• Set task: Show every line where "sigles" occurs.

····················

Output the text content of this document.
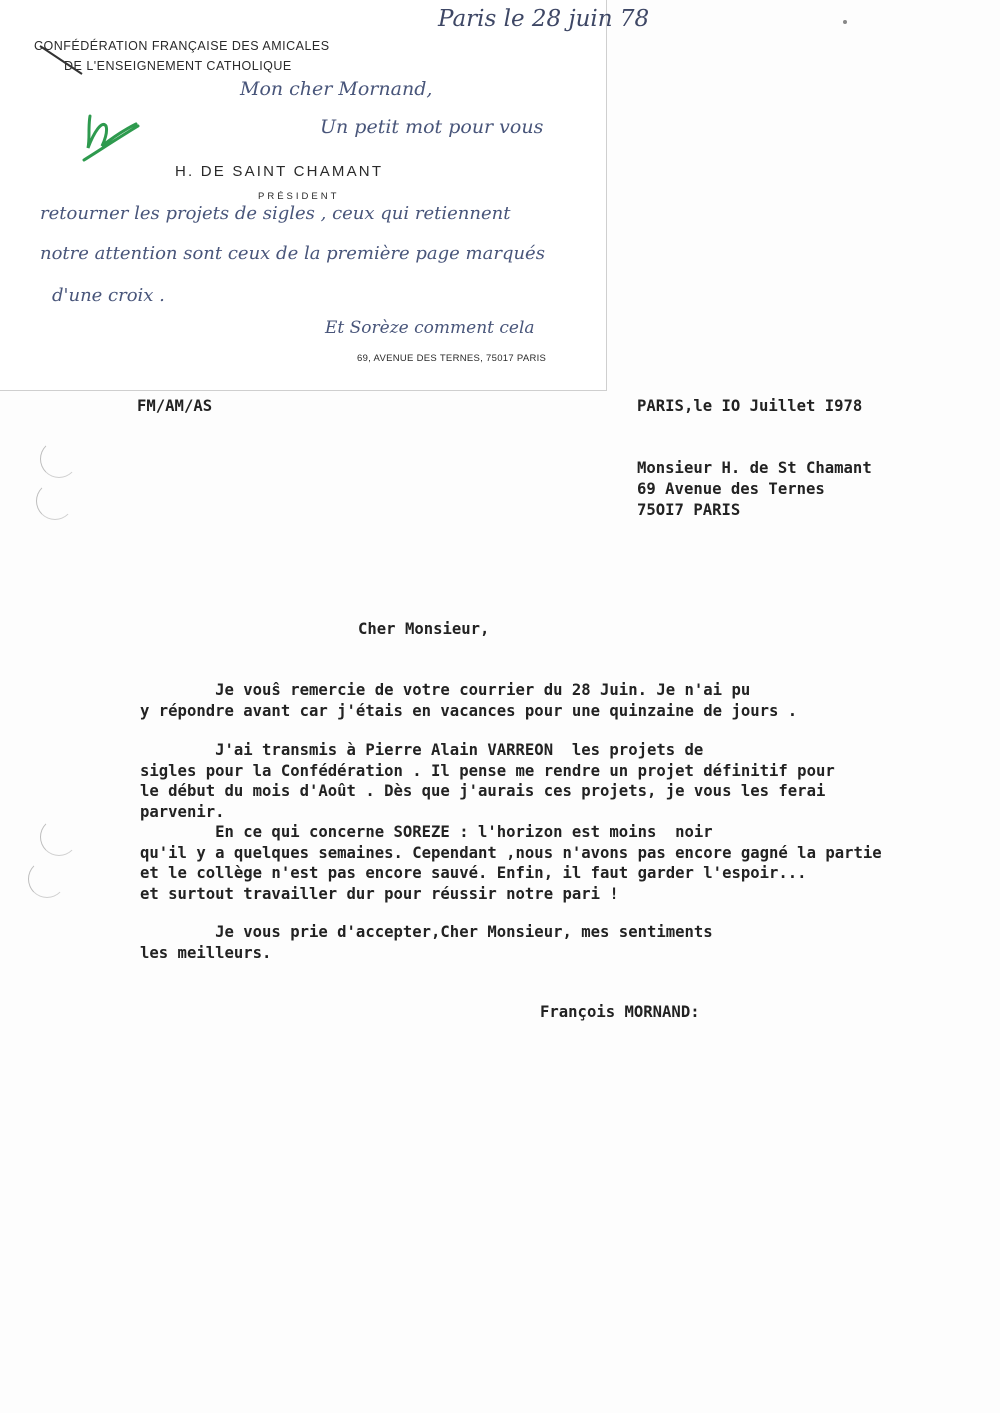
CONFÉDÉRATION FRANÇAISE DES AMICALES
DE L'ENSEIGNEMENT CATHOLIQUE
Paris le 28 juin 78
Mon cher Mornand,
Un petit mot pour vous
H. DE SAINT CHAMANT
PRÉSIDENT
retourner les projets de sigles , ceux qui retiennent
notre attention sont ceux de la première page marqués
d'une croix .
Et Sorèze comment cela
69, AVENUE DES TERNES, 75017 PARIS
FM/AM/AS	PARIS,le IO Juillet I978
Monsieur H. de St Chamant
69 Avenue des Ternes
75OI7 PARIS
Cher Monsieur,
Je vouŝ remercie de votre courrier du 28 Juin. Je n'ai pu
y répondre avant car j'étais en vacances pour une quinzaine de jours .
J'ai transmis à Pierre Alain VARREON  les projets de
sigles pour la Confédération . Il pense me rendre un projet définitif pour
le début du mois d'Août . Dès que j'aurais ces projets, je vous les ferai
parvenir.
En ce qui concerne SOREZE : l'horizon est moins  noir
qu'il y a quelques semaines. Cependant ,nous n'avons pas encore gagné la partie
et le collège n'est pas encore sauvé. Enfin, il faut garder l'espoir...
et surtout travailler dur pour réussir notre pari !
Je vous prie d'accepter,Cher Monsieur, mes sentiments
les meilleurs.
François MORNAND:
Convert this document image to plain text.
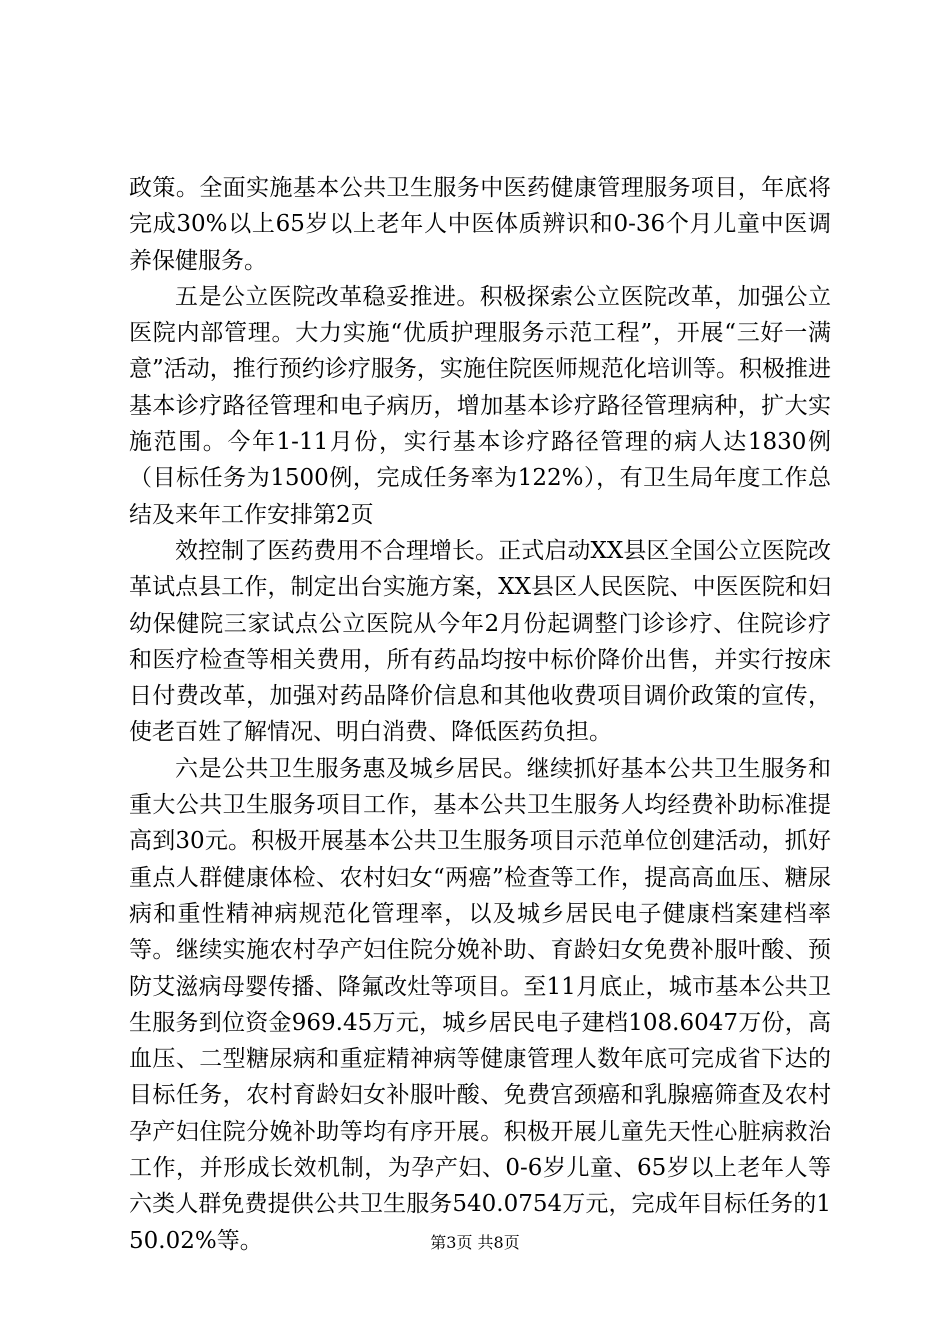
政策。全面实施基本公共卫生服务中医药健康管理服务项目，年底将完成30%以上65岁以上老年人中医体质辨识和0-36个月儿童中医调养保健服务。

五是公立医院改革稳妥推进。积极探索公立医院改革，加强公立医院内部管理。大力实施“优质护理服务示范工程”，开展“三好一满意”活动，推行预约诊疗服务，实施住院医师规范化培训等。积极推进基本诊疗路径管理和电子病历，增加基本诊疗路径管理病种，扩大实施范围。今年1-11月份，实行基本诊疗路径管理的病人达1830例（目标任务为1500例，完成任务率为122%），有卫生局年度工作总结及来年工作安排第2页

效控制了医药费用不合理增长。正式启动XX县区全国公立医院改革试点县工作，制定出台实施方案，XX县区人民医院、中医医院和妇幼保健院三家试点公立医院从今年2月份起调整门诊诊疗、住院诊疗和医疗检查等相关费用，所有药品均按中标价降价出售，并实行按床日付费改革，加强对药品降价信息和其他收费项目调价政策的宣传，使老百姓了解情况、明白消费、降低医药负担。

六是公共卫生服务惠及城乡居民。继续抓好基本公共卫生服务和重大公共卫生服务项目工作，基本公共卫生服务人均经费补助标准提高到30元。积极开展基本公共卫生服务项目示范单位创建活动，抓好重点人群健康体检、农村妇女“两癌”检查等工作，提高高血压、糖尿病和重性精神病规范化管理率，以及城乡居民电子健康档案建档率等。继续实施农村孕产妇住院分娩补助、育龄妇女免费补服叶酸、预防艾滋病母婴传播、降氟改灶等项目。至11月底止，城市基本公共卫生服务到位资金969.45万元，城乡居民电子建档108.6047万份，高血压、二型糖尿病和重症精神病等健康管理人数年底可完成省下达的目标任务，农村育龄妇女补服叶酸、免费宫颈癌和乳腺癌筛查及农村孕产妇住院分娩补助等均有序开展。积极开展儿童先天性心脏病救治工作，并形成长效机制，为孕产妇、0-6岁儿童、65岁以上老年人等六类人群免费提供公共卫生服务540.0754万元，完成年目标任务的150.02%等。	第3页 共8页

····················

• Solution:
retourner les projets de sigles , ceux qui retiennent
sigles pour la Confédération . Il pense me rendre un projet définitif pour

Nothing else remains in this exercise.